## [INPUT RECORDS]

-----

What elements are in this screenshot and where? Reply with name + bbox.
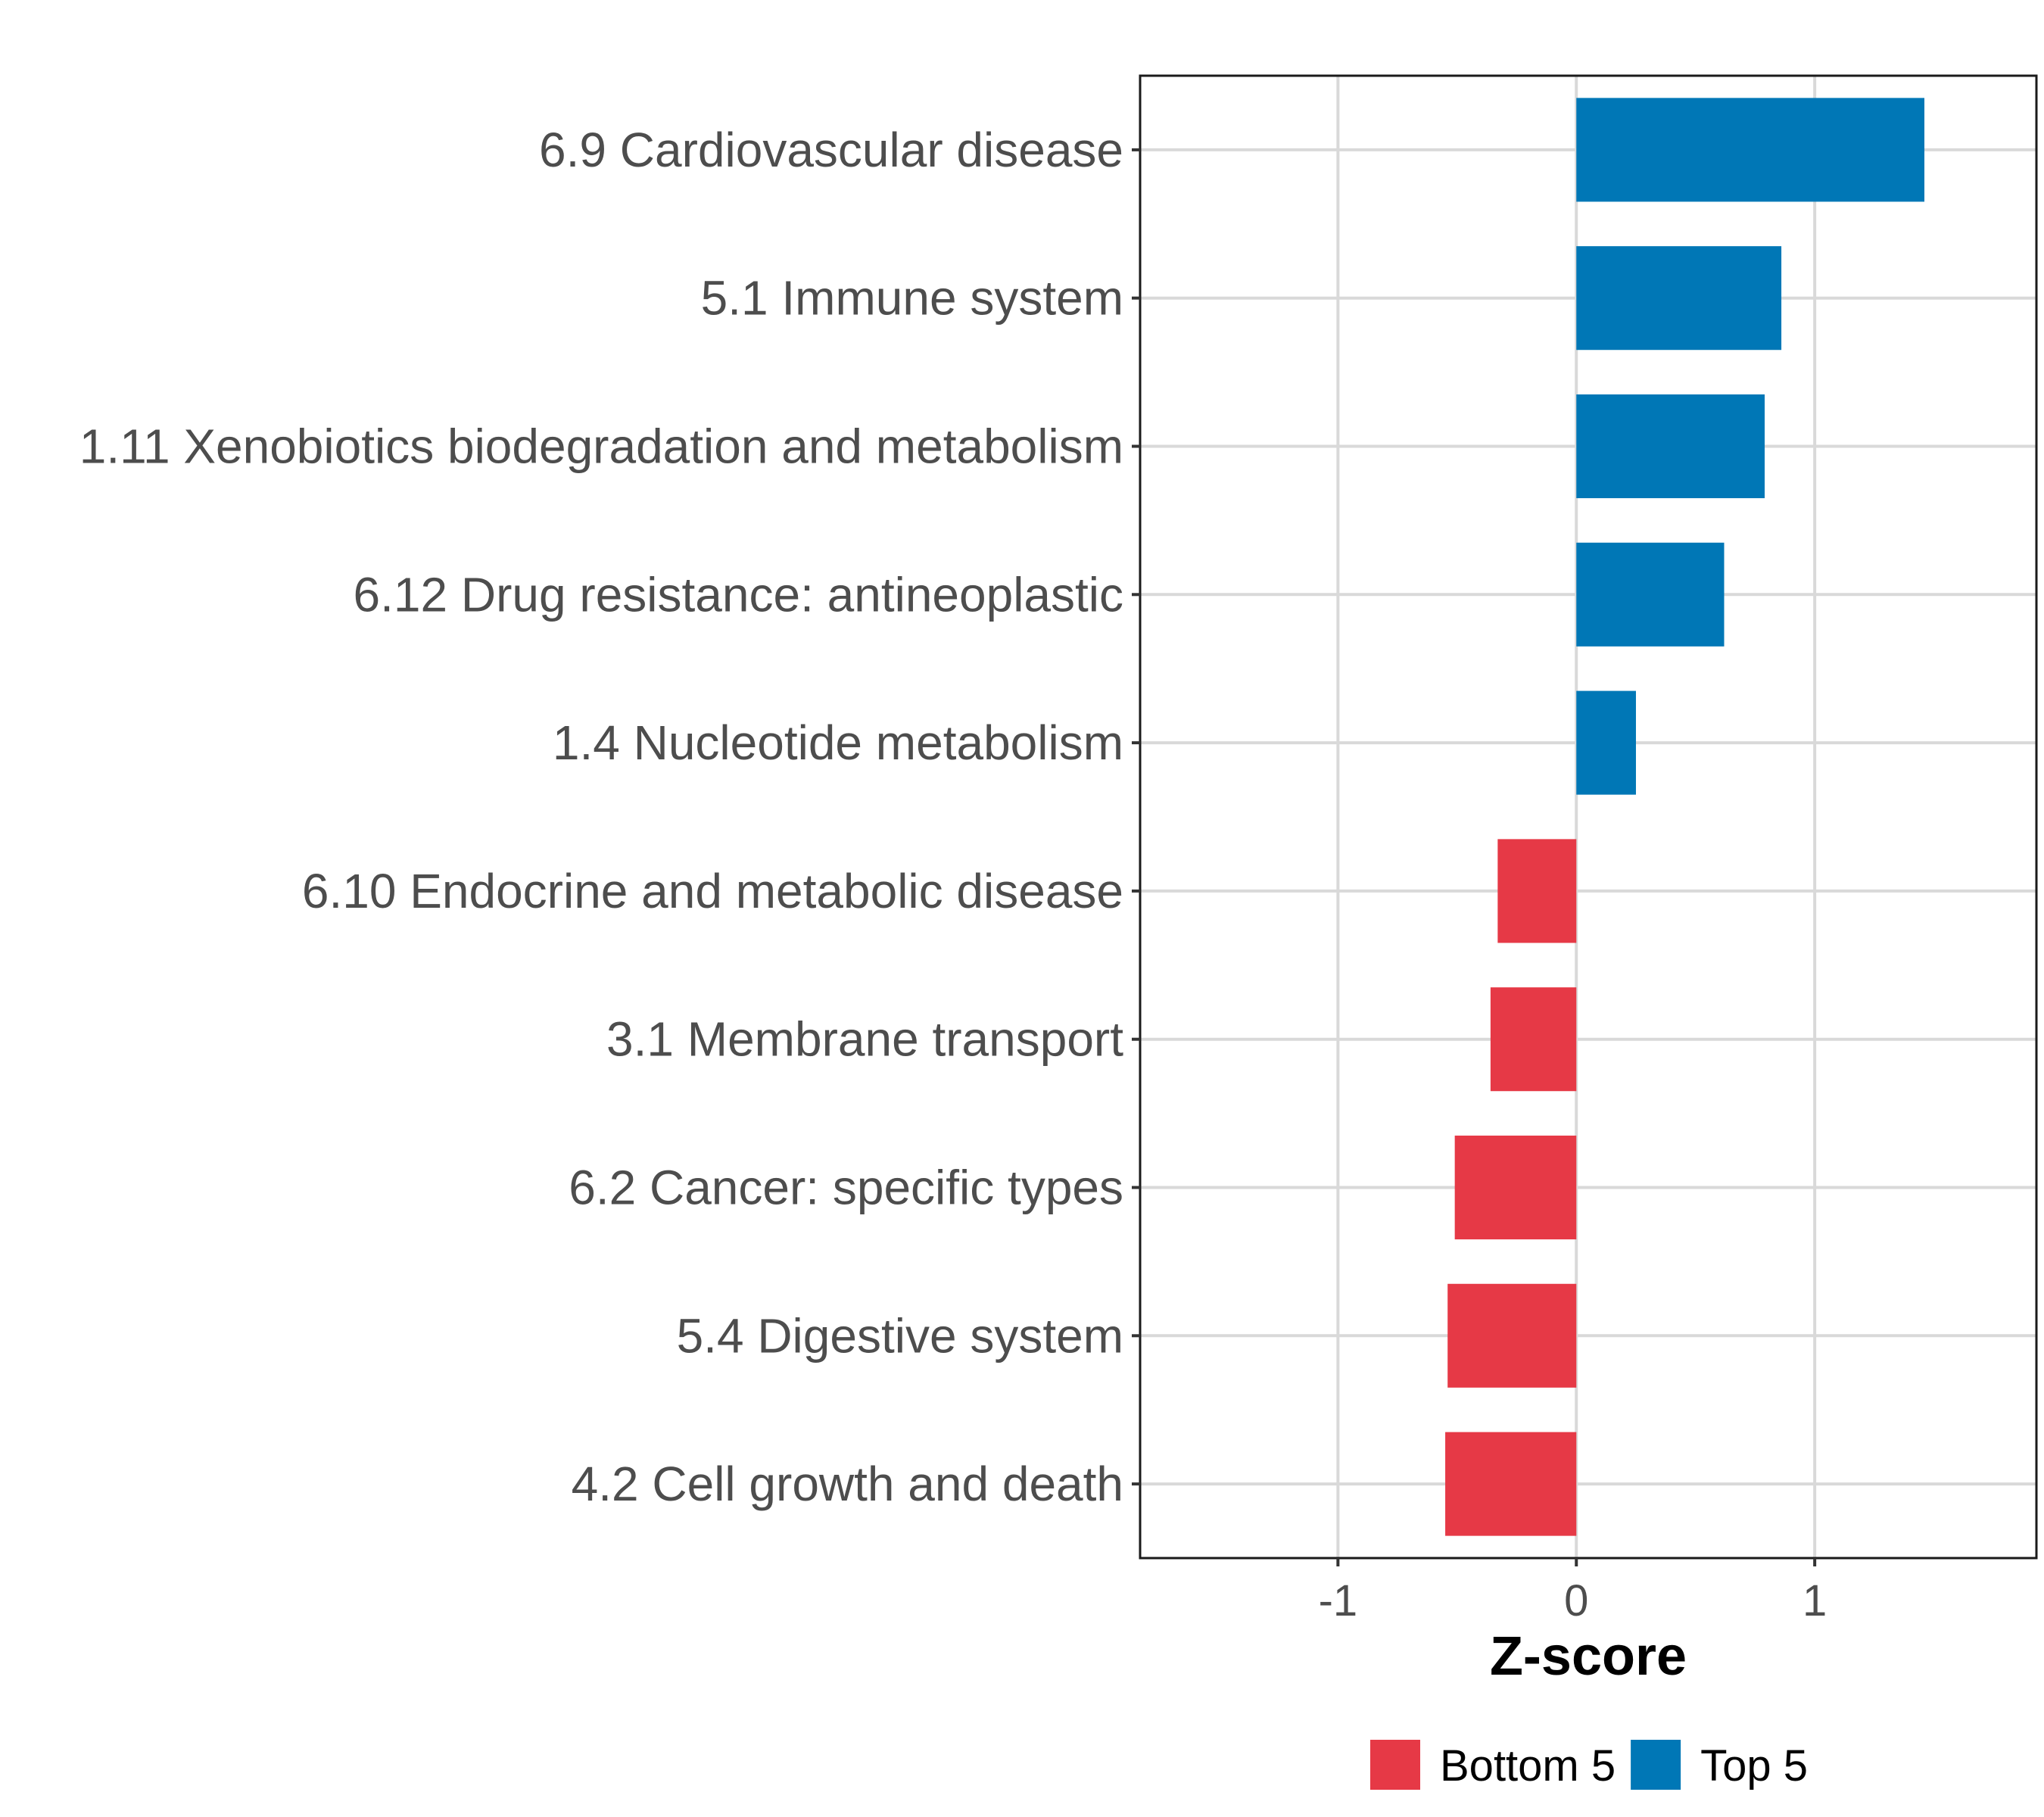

-----

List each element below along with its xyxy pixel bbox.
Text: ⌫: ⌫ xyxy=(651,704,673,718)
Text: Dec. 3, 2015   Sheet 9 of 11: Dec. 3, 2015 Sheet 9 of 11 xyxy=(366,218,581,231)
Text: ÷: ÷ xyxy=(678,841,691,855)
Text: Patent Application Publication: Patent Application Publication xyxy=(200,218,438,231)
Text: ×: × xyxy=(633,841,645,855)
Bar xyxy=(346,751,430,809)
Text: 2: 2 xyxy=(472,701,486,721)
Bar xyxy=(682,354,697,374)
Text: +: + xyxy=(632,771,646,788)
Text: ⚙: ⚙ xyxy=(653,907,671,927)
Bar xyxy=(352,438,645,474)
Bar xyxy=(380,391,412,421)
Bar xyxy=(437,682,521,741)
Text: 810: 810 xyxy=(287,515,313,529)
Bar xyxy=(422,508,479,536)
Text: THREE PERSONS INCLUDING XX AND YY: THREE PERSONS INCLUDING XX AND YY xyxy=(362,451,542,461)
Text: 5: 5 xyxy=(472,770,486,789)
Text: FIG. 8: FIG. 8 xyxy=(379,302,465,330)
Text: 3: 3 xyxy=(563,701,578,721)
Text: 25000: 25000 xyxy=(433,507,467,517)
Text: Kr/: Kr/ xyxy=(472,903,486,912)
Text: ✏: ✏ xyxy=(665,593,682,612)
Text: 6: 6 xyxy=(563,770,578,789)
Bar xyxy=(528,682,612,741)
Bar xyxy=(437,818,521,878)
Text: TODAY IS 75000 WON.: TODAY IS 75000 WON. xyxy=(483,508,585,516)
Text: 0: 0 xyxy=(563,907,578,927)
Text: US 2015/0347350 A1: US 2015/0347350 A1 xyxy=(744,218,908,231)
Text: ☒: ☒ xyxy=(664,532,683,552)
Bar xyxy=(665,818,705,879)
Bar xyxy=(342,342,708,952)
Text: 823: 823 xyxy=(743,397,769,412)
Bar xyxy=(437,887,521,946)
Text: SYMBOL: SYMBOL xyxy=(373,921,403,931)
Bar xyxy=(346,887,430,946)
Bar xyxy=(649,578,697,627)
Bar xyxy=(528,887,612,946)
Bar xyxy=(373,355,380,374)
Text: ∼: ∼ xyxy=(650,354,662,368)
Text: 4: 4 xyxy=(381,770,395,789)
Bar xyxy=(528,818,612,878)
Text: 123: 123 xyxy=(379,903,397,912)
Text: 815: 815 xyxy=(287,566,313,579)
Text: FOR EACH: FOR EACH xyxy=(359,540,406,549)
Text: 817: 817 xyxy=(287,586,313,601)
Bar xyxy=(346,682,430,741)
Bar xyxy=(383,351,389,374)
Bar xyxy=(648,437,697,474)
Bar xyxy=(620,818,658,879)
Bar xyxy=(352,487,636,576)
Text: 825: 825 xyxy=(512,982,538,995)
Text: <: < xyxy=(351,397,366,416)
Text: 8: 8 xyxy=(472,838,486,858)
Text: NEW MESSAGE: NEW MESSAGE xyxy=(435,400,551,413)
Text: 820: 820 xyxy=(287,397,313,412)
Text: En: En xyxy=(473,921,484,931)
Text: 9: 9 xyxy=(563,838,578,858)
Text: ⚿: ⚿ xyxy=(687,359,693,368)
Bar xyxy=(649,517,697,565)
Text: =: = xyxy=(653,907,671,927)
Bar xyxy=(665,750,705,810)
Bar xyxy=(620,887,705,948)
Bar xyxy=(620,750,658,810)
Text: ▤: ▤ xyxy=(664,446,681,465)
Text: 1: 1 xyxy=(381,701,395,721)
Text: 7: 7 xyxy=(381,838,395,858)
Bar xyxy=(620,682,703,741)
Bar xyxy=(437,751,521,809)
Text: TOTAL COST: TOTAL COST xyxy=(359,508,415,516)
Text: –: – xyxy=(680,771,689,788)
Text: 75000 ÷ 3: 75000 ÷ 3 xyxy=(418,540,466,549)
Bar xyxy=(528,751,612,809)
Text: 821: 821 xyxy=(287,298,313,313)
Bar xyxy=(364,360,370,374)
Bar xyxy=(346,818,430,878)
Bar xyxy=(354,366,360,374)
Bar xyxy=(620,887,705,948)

-----

## [WHAT IS EXPECTED]
Copy out, word for word, the part of the records that opens with the line containing "List each element" and closes with the line containing "Bar xyxy=(437,682,521,741)", including both of those lines.

## [COMPLETED TASK]
List each element below along with its xyxy pixel bbox.
Text: ⌫: ⌫ xyxy=(651,704,673,718)
Text: Dec. 3, 2015   Sheet 9 of 11: Dec. 3, 2015 Sheet 9 of 11 xyxy=(366,218,581,231)
Text: ÷: ÷ xyxy=(678,841,691,855)
Text: Patent Application Publication: Patent Application Publication xyxy=(200,218,438,231)
Text: ×: × xyxy=(633,841,645,855)
Bar xyxy=(346,751,430,809)
Text: 2: 2 xyxy=(472,701,486,721)
Bar xyxy=(682,354,697,374)
Text: +: + xyxy=(632,771,646,788)
Text: ⚙: ⚙ xyxy=(653,907,671,927)
Bar xyxy=(352,438,645,474)
Bar xyxy=(380,391,412,421)
Bar xyxy=(437,682,521,741)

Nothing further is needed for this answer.